Aim of the task: State how many lines in the entries below contain "tính". Write nothing but the number.

Input records:
[Start]
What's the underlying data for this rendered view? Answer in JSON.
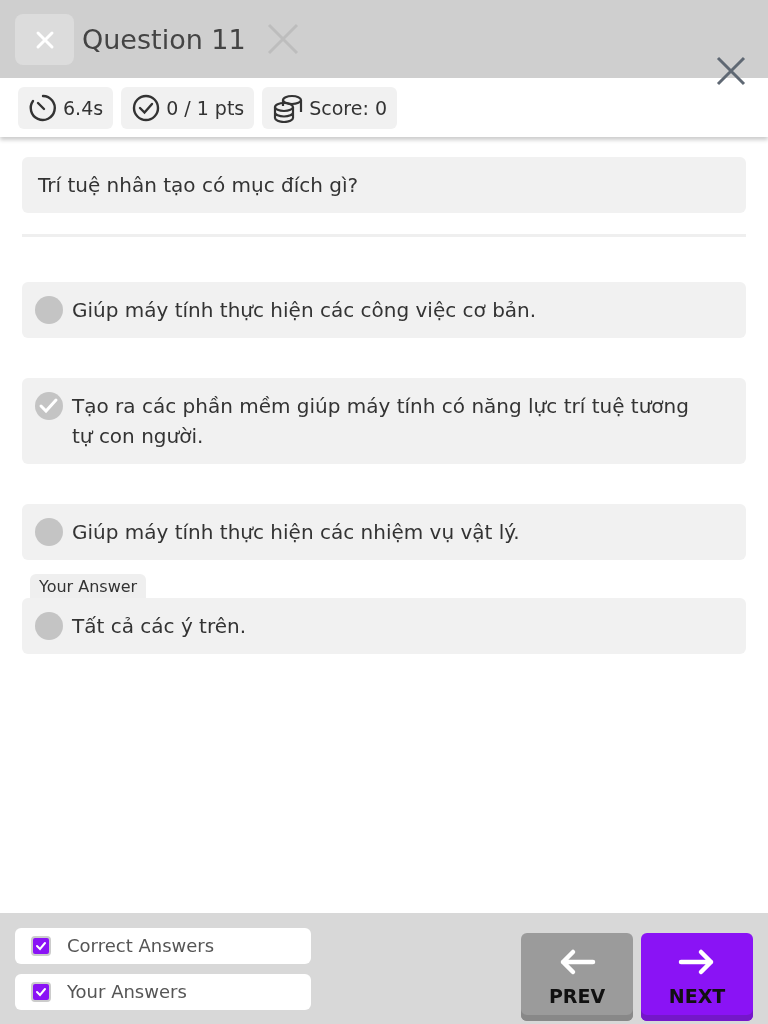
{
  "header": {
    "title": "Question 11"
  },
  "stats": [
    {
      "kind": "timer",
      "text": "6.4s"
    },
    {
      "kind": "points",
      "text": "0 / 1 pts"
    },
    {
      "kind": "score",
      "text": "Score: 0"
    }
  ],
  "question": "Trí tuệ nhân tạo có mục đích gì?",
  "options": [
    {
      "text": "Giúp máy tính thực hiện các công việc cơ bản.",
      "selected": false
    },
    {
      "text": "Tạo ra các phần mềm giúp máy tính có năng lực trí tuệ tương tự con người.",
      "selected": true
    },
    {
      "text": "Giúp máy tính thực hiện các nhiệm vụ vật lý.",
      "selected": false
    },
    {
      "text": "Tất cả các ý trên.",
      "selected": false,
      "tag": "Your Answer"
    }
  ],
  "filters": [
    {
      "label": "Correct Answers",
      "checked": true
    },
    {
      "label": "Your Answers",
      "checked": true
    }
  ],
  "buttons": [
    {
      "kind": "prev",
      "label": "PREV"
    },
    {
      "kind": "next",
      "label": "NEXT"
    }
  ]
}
[End]
[Start]
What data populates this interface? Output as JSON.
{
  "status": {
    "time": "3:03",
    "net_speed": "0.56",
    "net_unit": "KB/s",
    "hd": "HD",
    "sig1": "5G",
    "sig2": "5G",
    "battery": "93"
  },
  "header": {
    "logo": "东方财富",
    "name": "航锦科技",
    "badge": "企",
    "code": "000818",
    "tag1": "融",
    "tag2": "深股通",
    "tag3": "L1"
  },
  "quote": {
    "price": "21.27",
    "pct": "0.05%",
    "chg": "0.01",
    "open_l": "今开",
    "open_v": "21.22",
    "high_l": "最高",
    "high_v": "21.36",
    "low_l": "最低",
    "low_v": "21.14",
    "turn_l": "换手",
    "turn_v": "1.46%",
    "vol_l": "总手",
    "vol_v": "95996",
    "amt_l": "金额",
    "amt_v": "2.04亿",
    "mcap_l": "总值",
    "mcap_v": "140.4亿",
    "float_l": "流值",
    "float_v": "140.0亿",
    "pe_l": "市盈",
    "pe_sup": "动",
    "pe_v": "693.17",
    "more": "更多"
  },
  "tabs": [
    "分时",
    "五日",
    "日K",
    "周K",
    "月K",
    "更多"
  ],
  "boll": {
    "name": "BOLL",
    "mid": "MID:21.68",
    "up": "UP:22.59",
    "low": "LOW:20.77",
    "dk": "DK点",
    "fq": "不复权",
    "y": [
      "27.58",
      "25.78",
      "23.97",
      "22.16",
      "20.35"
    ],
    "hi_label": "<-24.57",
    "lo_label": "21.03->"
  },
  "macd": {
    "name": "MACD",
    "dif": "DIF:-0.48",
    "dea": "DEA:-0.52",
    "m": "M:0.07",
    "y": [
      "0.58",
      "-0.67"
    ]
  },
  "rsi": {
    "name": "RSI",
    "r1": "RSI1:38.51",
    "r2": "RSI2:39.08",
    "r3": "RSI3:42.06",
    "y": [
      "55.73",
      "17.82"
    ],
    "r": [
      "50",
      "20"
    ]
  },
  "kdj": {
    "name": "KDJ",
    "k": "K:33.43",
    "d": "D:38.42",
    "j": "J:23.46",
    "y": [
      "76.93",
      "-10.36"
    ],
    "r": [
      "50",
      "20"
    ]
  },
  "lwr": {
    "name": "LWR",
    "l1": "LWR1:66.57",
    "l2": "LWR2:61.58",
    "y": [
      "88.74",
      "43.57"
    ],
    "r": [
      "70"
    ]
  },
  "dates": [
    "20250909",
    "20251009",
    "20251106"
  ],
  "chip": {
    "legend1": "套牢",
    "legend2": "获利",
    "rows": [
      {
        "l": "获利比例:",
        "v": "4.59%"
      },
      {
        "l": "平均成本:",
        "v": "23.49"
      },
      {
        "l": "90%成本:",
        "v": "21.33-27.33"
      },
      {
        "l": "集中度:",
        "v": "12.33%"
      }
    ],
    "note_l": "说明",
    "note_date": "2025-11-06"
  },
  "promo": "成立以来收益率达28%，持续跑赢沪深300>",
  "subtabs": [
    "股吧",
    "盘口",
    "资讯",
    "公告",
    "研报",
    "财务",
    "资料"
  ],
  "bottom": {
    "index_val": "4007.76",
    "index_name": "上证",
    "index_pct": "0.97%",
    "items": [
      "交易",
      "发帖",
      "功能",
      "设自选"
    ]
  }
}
[End]
Task output: 3